**Exercise details:** Find and copy each line of the records where the string "poids" shows up.

**Data supplied:**
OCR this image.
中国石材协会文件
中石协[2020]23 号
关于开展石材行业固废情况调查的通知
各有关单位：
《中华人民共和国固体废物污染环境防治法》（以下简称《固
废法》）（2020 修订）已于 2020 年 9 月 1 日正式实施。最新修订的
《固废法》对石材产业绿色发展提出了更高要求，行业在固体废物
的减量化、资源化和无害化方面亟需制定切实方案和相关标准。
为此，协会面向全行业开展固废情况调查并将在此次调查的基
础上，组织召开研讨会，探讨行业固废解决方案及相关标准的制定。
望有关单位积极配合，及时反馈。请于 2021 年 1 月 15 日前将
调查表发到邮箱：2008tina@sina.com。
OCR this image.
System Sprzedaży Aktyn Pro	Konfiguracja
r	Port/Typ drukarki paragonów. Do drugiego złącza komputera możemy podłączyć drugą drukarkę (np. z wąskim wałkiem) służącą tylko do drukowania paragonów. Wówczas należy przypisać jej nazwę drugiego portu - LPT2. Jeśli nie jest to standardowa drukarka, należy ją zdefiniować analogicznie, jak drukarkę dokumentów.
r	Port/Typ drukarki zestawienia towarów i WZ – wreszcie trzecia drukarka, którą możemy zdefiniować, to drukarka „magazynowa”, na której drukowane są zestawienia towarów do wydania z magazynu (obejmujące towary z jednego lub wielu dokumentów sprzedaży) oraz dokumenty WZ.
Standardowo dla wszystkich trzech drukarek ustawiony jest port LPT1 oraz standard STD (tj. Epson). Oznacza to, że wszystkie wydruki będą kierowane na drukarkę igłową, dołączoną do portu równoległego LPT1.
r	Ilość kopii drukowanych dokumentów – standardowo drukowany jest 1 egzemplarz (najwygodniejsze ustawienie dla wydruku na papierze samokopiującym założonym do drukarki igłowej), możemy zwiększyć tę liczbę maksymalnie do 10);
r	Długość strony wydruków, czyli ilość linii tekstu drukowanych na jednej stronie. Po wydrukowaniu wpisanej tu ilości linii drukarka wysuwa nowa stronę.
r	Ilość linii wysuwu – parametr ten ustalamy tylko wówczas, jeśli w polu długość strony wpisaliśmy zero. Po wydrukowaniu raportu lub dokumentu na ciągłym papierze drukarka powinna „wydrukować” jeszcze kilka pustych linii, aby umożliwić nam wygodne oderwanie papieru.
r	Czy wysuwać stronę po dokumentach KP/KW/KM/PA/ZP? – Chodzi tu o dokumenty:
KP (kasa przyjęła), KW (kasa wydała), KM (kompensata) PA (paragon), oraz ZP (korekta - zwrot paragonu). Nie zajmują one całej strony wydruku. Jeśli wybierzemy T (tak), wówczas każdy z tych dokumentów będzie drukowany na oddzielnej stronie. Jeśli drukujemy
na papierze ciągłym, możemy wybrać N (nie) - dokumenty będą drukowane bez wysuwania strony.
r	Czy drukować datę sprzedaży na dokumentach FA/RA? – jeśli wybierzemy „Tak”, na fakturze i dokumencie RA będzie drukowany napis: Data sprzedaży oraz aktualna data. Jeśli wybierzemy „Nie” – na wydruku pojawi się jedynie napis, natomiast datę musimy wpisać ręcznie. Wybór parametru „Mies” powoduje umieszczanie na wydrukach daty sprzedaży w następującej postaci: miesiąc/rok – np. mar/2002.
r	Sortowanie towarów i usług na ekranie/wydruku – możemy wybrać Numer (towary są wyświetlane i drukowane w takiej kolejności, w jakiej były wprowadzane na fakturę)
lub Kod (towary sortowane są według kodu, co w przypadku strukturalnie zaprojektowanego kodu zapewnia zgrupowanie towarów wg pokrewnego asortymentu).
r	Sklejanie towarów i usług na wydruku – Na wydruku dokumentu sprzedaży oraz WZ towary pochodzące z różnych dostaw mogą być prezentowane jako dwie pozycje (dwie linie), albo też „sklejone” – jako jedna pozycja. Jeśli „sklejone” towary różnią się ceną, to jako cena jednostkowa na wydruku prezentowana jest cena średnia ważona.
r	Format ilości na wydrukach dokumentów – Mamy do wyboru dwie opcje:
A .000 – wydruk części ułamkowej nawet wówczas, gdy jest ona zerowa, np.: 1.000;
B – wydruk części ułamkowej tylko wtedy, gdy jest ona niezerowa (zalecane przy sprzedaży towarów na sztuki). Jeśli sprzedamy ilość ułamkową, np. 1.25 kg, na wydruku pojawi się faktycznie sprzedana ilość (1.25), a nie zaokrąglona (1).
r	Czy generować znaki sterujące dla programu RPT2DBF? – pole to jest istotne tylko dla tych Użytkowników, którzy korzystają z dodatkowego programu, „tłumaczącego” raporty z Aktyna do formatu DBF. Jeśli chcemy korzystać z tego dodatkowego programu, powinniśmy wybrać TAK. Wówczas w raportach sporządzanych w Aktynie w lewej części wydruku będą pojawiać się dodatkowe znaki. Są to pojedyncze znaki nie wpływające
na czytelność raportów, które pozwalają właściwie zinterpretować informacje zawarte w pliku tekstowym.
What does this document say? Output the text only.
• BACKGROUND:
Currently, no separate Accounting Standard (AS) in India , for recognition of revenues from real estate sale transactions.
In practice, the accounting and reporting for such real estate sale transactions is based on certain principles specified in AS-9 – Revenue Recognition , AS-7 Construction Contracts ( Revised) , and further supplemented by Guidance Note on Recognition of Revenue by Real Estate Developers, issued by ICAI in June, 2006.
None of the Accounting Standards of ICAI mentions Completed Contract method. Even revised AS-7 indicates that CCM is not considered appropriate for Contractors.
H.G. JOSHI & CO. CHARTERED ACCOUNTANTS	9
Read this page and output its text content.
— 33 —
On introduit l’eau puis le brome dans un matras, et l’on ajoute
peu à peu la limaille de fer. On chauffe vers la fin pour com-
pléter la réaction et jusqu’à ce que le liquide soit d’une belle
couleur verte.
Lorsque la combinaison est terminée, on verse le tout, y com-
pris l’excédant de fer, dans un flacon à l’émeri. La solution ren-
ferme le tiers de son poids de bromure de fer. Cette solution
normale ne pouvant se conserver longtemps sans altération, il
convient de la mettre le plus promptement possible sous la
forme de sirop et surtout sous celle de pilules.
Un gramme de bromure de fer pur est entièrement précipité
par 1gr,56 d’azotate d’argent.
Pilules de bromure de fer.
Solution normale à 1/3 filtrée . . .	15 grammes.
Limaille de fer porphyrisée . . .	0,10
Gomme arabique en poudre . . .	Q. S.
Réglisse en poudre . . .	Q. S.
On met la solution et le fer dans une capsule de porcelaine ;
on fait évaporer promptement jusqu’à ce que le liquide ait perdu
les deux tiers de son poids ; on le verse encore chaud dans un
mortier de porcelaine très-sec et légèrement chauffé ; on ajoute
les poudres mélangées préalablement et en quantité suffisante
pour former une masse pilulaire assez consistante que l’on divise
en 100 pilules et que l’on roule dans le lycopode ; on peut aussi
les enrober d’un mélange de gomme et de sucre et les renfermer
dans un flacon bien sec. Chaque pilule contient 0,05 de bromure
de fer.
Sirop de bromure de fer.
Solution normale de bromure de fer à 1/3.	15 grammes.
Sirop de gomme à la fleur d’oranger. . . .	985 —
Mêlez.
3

**Problem solution:**
ferme le tiers de son poids de bromure de fer. Cette solution
les deux tiers de son poids ; on le verse encore chaud dans un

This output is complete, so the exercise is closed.